Goal of the exercise —
Locate the string "Excel" throughout the material and copy every line in which it occurs.

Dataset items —

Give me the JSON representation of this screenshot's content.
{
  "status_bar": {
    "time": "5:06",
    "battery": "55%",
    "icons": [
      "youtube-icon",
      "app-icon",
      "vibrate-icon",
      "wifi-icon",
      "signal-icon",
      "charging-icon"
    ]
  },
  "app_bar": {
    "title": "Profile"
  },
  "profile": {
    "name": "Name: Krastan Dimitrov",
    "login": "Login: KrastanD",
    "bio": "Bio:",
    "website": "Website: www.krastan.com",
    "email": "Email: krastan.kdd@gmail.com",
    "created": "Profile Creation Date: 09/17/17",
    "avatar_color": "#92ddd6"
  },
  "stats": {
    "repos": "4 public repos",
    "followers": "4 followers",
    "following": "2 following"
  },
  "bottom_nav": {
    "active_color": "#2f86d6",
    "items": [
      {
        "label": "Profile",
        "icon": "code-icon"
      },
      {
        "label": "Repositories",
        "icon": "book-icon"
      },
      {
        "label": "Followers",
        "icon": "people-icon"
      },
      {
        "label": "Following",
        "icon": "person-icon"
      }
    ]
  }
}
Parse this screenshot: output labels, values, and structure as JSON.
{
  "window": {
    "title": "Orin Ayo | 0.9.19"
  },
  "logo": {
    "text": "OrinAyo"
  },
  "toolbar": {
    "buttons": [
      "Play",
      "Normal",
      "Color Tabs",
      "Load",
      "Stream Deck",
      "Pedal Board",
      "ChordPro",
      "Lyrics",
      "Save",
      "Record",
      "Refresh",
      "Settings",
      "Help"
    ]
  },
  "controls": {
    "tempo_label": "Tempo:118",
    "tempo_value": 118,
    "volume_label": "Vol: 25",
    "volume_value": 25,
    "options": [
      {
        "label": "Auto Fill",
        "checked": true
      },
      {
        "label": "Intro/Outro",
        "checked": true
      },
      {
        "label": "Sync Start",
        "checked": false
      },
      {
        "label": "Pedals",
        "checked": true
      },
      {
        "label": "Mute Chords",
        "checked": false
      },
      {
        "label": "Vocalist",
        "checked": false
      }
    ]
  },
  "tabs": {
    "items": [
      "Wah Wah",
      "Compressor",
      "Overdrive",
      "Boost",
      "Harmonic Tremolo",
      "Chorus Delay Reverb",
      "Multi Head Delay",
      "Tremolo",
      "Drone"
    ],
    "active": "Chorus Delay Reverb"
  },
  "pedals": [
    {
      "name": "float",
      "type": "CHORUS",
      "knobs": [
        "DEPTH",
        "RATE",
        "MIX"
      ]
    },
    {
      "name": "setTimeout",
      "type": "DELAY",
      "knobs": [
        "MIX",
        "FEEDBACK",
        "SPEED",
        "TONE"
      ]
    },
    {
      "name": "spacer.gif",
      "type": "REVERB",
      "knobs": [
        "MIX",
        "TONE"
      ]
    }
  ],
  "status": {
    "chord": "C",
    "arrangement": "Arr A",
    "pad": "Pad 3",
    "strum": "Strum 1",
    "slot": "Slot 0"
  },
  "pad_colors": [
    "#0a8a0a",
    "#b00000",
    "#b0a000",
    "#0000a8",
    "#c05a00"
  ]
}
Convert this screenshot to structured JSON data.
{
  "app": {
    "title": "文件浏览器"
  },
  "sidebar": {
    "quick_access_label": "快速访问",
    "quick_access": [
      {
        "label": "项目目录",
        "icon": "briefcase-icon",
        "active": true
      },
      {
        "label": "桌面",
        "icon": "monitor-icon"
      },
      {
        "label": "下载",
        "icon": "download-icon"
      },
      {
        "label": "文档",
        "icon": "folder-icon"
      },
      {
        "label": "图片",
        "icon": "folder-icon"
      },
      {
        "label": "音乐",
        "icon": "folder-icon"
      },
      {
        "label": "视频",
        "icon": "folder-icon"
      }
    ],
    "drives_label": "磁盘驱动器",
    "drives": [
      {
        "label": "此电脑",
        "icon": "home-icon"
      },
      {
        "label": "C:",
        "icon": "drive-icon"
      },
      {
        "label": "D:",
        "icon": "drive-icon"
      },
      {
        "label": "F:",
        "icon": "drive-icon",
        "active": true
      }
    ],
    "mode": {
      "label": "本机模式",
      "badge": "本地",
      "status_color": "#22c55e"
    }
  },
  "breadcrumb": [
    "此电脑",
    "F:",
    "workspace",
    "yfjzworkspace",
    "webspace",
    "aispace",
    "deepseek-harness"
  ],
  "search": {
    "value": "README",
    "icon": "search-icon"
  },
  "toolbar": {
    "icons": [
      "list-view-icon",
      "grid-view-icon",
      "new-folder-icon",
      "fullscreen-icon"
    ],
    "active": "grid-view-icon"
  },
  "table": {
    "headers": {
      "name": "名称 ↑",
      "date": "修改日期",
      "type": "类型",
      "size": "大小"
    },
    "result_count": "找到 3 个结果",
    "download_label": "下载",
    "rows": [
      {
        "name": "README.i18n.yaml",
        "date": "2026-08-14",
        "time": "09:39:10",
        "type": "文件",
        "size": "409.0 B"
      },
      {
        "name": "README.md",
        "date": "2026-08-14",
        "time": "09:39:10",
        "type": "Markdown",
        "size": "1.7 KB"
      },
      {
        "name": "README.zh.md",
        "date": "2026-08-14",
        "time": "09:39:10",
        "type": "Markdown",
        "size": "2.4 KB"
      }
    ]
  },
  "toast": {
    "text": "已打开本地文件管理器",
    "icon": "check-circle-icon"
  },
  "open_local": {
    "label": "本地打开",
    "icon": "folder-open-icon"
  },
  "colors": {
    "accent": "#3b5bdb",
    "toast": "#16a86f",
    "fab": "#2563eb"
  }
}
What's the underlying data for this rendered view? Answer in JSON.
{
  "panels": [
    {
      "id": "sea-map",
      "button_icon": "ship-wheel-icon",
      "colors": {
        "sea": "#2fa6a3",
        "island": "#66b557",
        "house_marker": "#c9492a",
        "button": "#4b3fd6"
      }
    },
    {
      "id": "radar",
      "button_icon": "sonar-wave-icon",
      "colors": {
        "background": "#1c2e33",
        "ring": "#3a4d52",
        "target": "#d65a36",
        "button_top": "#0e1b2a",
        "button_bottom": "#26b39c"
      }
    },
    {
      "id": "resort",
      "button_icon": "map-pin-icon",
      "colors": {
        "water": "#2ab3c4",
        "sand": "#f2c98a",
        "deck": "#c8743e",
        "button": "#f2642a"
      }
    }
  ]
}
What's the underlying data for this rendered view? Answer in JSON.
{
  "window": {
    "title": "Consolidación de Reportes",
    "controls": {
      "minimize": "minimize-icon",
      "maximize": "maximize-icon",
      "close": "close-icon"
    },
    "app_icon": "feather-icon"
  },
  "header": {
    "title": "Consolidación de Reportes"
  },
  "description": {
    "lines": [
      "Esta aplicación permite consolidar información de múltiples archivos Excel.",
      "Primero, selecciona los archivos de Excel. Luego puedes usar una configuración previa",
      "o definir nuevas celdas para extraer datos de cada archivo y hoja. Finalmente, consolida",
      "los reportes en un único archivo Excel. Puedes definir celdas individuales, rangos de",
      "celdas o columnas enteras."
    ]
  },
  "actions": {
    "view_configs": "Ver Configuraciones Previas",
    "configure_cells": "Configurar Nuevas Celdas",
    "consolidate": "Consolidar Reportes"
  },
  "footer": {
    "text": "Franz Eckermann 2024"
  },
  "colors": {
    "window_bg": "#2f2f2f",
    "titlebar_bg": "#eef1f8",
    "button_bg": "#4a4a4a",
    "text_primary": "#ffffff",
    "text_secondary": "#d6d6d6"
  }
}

Reply —
      "Esta aplicación permite consolidar información de múltiples archivos Excel.",
      "Primero, selecciona los archivos de Excel. Luego puedes usar una configuración previa",
      "los reportes en un único archivo Excel. Puedes definir celdas individuales, rangos de",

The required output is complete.